• **Work to do**: Collect every line of the records below that contains the word "color".

• **Available records**:
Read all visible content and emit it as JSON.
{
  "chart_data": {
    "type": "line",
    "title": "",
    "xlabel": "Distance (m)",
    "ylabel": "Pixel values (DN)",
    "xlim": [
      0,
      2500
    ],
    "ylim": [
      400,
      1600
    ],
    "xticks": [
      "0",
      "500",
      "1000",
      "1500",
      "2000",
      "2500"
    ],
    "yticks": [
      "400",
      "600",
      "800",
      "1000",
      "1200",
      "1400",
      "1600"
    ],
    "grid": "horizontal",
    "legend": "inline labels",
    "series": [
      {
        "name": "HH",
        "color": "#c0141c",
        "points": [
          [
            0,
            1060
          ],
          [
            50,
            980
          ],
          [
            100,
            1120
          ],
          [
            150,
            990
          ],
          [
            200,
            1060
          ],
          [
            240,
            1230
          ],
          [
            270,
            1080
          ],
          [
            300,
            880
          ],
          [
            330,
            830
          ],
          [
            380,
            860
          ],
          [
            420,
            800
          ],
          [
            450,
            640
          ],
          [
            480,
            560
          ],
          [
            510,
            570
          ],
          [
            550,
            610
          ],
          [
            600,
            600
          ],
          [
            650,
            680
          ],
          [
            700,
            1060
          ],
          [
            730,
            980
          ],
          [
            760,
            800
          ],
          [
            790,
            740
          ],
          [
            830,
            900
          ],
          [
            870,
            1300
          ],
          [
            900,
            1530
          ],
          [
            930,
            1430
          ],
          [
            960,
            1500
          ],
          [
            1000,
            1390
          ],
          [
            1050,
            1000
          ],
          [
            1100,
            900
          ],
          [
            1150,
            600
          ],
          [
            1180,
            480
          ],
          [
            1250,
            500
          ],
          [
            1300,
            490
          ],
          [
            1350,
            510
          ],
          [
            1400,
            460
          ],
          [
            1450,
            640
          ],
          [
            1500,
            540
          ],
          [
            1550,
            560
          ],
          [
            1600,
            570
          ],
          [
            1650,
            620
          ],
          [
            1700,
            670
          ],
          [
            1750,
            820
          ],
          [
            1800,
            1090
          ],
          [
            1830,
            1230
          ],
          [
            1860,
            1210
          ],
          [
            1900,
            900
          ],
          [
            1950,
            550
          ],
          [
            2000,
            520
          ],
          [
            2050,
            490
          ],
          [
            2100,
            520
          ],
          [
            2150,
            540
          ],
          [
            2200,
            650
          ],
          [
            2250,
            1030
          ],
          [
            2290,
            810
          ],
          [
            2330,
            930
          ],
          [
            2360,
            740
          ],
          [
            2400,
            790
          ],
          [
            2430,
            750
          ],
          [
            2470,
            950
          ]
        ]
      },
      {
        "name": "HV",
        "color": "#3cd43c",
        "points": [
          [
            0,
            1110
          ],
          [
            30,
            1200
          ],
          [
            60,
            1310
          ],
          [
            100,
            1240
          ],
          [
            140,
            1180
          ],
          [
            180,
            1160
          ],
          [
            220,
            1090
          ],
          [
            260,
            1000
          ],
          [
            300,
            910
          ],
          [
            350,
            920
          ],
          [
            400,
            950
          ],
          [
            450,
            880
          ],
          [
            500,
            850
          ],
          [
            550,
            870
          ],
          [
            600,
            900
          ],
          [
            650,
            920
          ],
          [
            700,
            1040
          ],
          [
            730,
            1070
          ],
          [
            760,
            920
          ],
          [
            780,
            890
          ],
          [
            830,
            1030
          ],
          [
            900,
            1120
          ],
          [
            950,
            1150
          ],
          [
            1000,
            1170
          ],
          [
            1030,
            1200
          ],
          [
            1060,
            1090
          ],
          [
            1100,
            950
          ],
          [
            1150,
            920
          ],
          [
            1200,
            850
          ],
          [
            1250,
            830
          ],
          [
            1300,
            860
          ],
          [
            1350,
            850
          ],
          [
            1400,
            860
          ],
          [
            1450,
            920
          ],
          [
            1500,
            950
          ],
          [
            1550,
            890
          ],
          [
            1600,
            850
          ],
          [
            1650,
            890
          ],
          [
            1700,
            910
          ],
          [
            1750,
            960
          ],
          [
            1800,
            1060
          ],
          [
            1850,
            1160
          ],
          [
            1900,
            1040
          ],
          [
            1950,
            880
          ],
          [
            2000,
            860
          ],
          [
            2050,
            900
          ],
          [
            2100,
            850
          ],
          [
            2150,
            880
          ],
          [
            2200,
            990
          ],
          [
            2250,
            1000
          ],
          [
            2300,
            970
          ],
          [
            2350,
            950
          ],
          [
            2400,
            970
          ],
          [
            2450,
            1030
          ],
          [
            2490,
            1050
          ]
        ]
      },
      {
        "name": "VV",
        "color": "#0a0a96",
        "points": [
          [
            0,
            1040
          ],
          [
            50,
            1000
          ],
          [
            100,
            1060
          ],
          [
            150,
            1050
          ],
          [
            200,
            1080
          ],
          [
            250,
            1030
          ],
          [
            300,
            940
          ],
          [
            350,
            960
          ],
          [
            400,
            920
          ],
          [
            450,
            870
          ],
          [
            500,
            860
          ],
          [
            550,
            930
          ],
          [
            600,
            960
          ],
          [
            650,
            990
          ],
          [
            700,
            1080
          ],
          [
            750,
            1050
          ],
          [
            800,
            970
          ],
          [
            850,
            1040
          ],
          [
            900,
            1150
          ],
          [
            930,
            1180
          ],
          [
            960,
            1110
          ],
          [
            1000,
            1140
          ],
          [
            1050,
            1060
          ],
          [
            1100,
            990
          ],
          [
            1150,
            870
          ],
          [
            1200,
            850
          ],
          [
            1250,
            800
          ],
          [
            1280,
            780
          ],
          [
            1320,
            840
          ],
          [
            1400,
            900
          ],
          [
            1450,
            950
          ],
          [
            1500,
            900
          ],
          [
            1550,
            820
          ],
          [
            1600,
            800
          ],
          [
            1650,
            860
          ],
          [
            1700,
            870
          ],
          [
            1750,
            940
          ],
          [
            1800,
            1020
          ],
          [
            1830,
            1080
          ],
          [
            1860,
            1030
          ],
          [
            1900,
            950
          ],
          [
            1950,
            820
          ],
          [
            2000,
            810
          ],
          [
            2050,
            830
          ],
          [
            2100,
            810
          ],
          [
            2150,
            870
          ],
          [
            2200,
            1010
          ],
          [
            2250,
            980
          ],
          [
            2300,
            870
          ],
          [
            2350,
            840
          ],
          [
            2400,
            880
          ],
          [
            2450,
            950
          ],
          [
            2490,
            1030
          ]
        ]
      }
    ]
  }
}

• **Exercise output**:
        "color": "#c0141c",
        "color": "#3cd43c",
        "color": "#0a0a96",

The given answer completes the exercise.